PROBLEM STATEMENT> Copy out the data below as written; omit any images.

PROVIDED DATA>
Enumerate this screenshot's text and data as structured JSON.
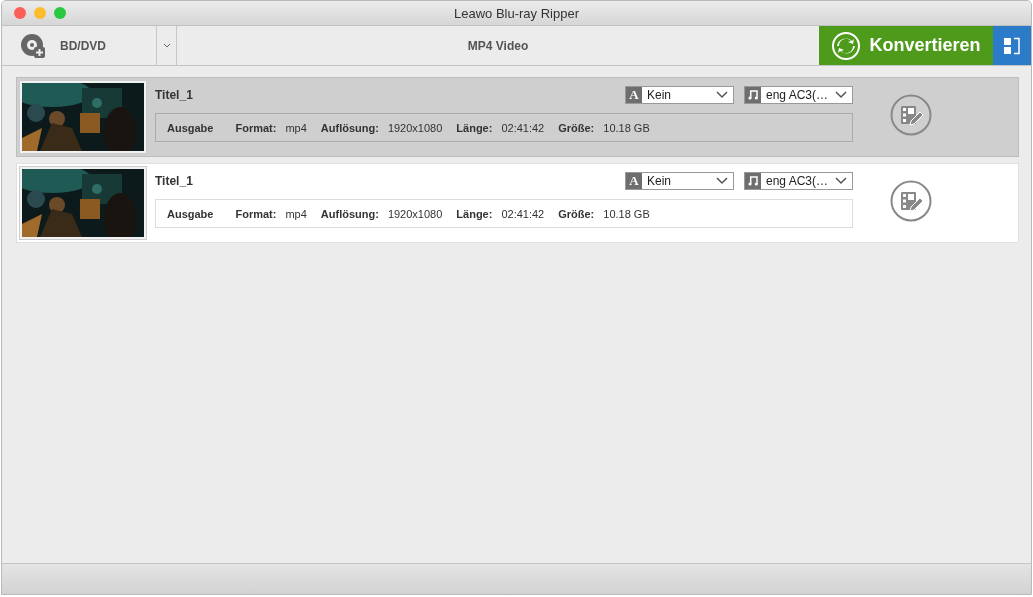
{
  "window": {
    "title": "Leawo Blu-ray Ripper"
  },
  "toolbar": {
    "source": "BD/DVD",
    "profile": "MP4 Video",
    "convert": "Konvertieren"
  },
  "titles": [
    {
      "name": "Titel_1",
      "selected": true,
      "subtitle_glyph": "A",
      "subtitle": "Kein",
      "audio": "eng AC3(…",
      "output": "Ausgabe",
      "fields": [
        {
          "label": "Format:",
          "value": "mp4"
        },
        {
          "label": "Auflösung:",
          "value": "1920x1080"
        },
        {
          "label": "Länge:",
          "value": "02:41:42"
        },
        {
          "label": "Größe:",
          "value": "10.18 GB"
        }
      ]
    },
    {
      "name": "Titel_1",
      "selected": false,
      "subtitle_glyph": "A",
      "subtitle": "Kein",
      "audio": "eng AC3(…",
      "output": "Ausgabe",
      "fields": [
        {
          "label": "Format:",
          "value": "mp4"
        },
        {
          "label": "Auflösung:",
          "value": "1920x1080"
        },
        {
          "label": "Länge:",
          "value": "02:41:42"
        },
        {
          "label": "Größe:",
          "value": "10.18 GB"
        }
      ]
    }
  ]
}
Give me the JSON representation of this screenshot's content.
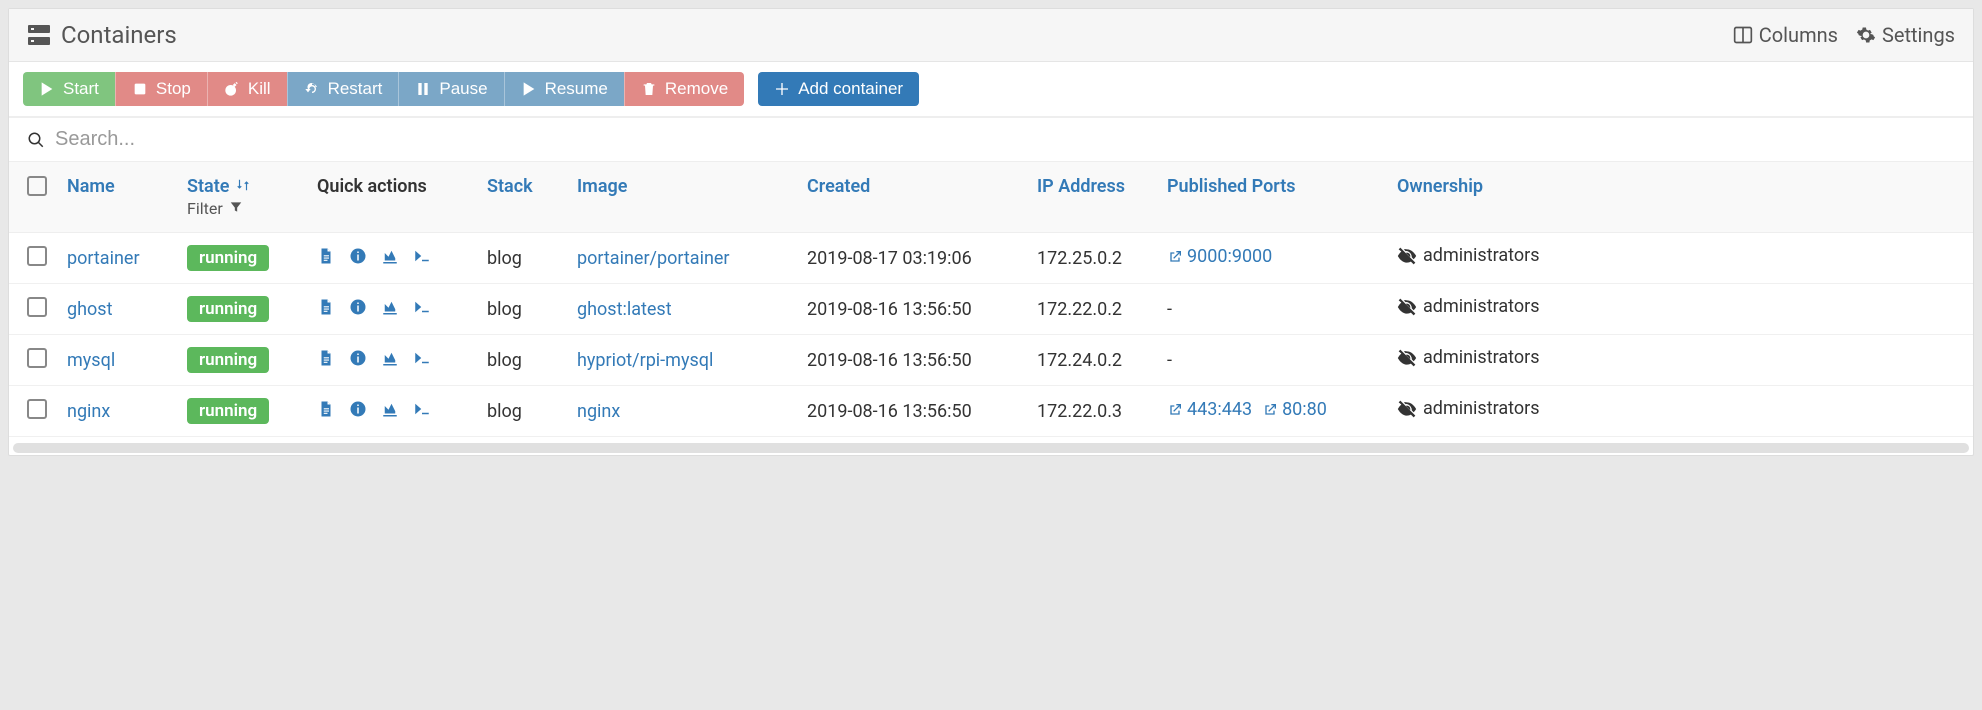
{
  "header": {
    "title": "Containers",
    "columns_label": "Columns",
    "settings_label": "Settings"
  },
  "toolbar": {
    "start": "Start",
    "stop": "Stop",
    "kill": "Kill",
    "restart": "Restart",
    "pause": "Pause",
    "resume": "Resume",
    "remove": "Remove",
    "add": "Add container"
  },
  "search": {
    "placeholder": "Search..."
  },
  "columns": {
    "name": "Name",
    "state": "State",
    "state_filter": "Filter",
    "quick_actions": "Quick actions",
    "stack": "Stack",
    "image": "Image",
    "created": "Created",
    "ip": "IP Address",
    "ports": "Published Ports",
    "ownership": "Ownership"
  },
  "rows": [
    {
      "name": "portainer",
      "state": "running",
      "stack": "blog",
      "image": "portainer/portainer",
      "created": "2019-08-17 03:19:06",
      "ip": "172.25.0.2",
      "ports": [
        {
          "label": "9000:9000"
        }
      ],
      "ownership": "administrators"
    },
    {
      "name": "ghost",
      "state": "running",
      "stack": "blog",
      "image": "ghost:latest",
      "created": "2019-08-16 13:56:50",
      "ip": "172.22.0.2",
      "ports": [],
      "ports_empty": "-",
      "ownership": "administrators"
    },
    {
      "name": "mysql",
      "state": "running",
      "stack": "blog",
      "image": "hypriot/rpi-mysql",
      "created": "2019-08-16 13:56:50",
      "ip": "172.24.0.2",
      "ports": [],
      "ports_empty": "-",
      "ownership": "administrators"
    },
    {
      "name": "nginx",
      "state": "running",
      "stack": "blog",
      "image": "nginx",
      "created": "2019-08-16 13:56:50",
      "ip": "172.22.0.3",
      "ports": [
        {
          "label": "443:443"
        },
        {
          "label": "80:80"
        }
      ],
      "ownership": "administrators"
    }
  ]
}
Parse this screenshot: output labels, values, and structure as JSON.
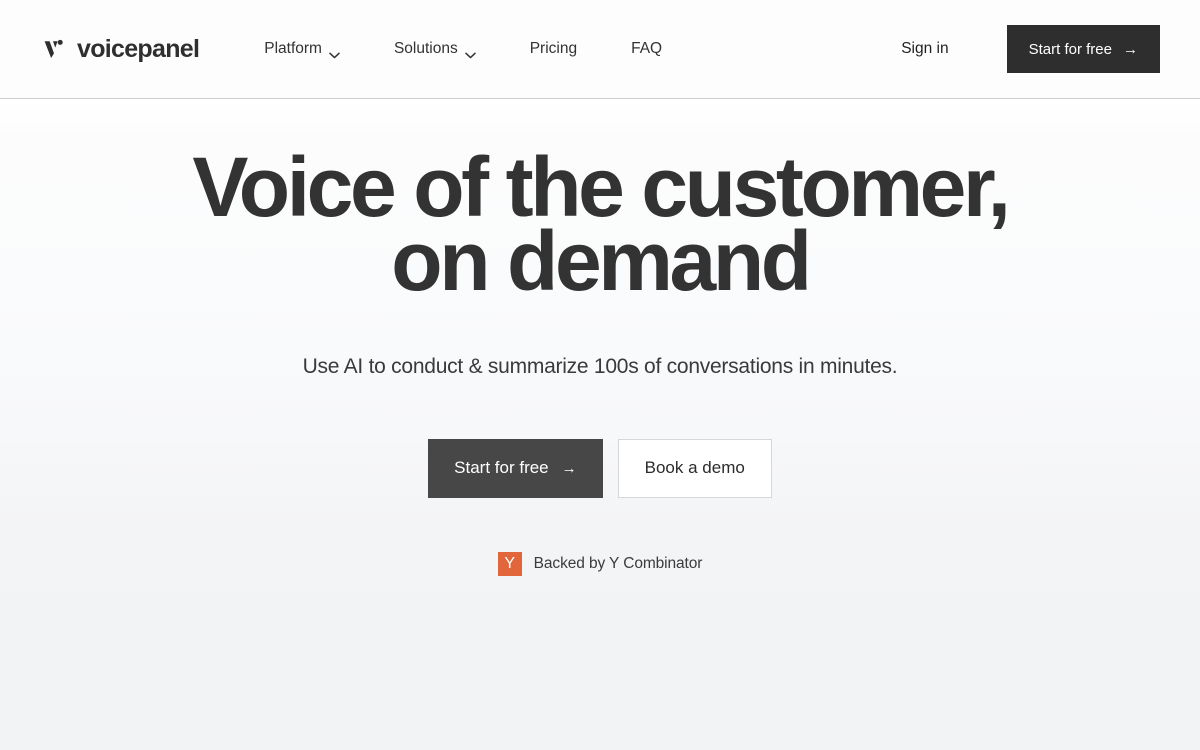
{
  "brand": {
    "name": "voicepanel",
    "logo_icon": "voicepanel-v-mark-icon"
  },
  "nav": {
    "items": [
      {
        "label": "Platform",
        "has_dropdown": true,
        "icon": "chevron-down-icon"
      },
      {
        "label": "Solutions",
        "has_dropdown": true,
        "icon": "chevron-down-icon"
      },
      {
        "label": "Pricing",
        "has_dropdown": false,
        "icon": ""
      },
      {
        "label": "FAQ",
        "has_dropdown": false,
        "icon": ""
      }
    ]
  },
  "header_actions": {
    "signin_label": "Sign in",
    "cta_label": "Start for free",
    "cta_icon": "arrow-right-icon",
    "cta_arrow": "→"
  },
  "hero": {
    "headline_line_1": "Voice of the customer,",
    "headline_line_2": "on demand",
    "subheadline": "Use AI to conduct & summarize 100s of conversations in minutes.",
    "primary_cta_label": "Start for free",
    "primary_cta_arrow": "→",
    "primary_cta_icon": "arrow-right-icon",
    "secondary_cta_label": "Book a demo"
  },
  "badge": {
    "mark_letter": "Y",
    "mark_icon": "y-combinator-logo-icon",
    "text": "Backed by Y Combinator"
  },
  "colors": {
    "header_cta_bg": "#2e2e2e",
    "hero_cta_bg": "#474747",
    "text_primary": "#333333",
    "yc_orange": "#e2663b",
    "outline_border": "#d5d7db",
    "header_border": "#c9ccd0",
    "hero_bg_bottom": "#f2f3f5"
  }
}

RESULT OF THE TASK>
Enumerate this screenshot's text and data as structured JSON.
{
  "window": {
    "title": "Leawo Blu-ray Ripper"
  },
  "toolbar": {
    "source": "BD/DVD",
    "profile": "MP4 Video",
    "convert": "Konvertieren"
  },
  "titles": [
    {
      "name": "Titel_1",
      "selected": true,
      "subtitle_glyph": "A",
      "subtitle": "Kein",
      "audio": "eng AC3(…",
      "output": "Ausgabe",
      "fields": [
        {
          "label": "Format:",
          "value": "mp4"
        },
        {
          "label": "Auflösung:",
          "value": "1920x1080"
        },
        {
          "label": "Länge:",
          "value": "02:41:42"
        },
        {
          "label": "Größe:",
          "value": "10.18 GB"
        }
      ]
    },
    {
      "name": "Titel_1",
      "selected": false,
      "subtitle_glyph": "A",
      "subtitle": "Kein",
      "audio": "eng AC3(…",
      "output": "Ausgabe",
      "fields": [
        {
          "label": "Format:",
          "value": "mp4"
        },
        {
          "label": "Auflösung:",
          "value": "1920x1080"
        },
        {
          "label": "Länge:",
          "value": "02:41:42"
        },
        {
          "label": "Größe:",
          "value": "10.18 GB"
        }
      ]
    }
  ]
}
Give me the JSON representation of this screenshot's content.
{
  "header": {
    "title": "Containers",
    "columns_label": "Columns",
    "settings_label": "Settings"
  },
  "toolbar": {
    "start": "Start",
    "stop": "Stop",
    "kill": "Kill",
    "restart": "Restart",
    "pause": "Pause",
    "resume": "Resume",
    "remove": "Remove",
    "add": "Add container"
  },
  "search": {
    "placeholder": "Search..."
  },
  "columns": {
    "name": "Name",
    "state": "State",
    "state_filter": "Filter",
    "quick_actions": "Quick actions",
    "stack": "Stack",
    "image": "Image",
    "created": "Created",
    "ip": "IP Address",
    "ports": "Published Ports",
    "ownership": "Ownership"
  },
  "rows": [
    {
      "name": "portainer",
      "state": "running",
      "stack": "blog",
      "image": "portainer/portainer",
      "created": "2019-08-17 03:19:06",
      "ip": "172.25.0.2",
      "ports": [
        {
          "label": "9000:9000"
        }
      ],
      "ownership": "administrators"
    },
    {
      "name": "ghost",
      "state": "running",
      "stack": "blog",
      "image": "ghost:latest",
      "created": "2019-08-16 13:56:50",
      "ip": "172.22.0.2",
      "ports": [],
      "ports_empty": "-",
      "ownership": "administrators"
    },
    {
      "name": "mysql",
      "state": "running",
      "stack": "blog",
      "image": "hypriot/rpi-mysql",
      "created": "2019-08-16 13:56:50",
      "ip": "172.24.0.2",
      "ports": [],
      "ports_empty": "-",
      "ownership": "administrators"
    },
    {
      "name": "nginx",
      "state": "running",
      "stack": "blog",
      "image": "nginx",
      "created": "2019-08-16 13:56:50",
      "ip": "172.22.0.3",
      "ports": [
        {
          "label": "443:443"
        },
        {
          "label": "80:80"
        }
      ],
      "ownership": "administrators"
    }
  ]
}
Parse this screenshot: output labels, values, and structure as JSON.
{
  "brand": {
    "name": "voicepanel",
    "logo_icon": "voicepanel-v-mark-icon"
  },
  "nav": {
    "items": [
      {
        "label": "Platform",
        "has_dropdown": true,
        "icon": "chevron-down-icon"
      },
      {
        "label": "Solutions",
        "has_dropdown": true,
        "icon": "chevron-down-icon"
      },
      {
        "label": "Pricing",
        "has_dropdown": false,
        "icon": ""
      },
      {
        "label": "FAQ",
        "has_dropdown": false,
        "icon": ""
      }
    ]
  },
  "header_actions": {
    "signin_label": "Sign in",
    "cta_label": "Start for free",
    "cta_icon": "arrow-right-icon",
    "cta_arrow": "→"
  },
  "hero": {
    "headline_line_1": "Voice of the customer,",
    "headline_line_2": "on demand",
    "subheadline": "Use AI to conduct & summarize 100s of conversations in minutes.",
    "primary_cta_label": "Start for free",
    "primary_cta_arrow": "→",
    "primary_cta_icon": "arrow-right-icon",
    "secondary_cta_label": "Book a demo"
  },
  "badge": {
    "mark_letter": "Y",
    "mark_icon": "y-combinator-logo-icon",
    "text": "Backed by Y Combinator"
  },
  "colors": {
    "header_cta_bg": "#2e2e2e",
    "hero_cta_bg": "#474747",
    "text_primary": "#333333",
    "yc_orange": "#e2663b",
    "outline_border": "#d5d7db",
    "header_border": "#c9ccd0",
    "hero_bg_bottom": "#f2f3f5"
  }
}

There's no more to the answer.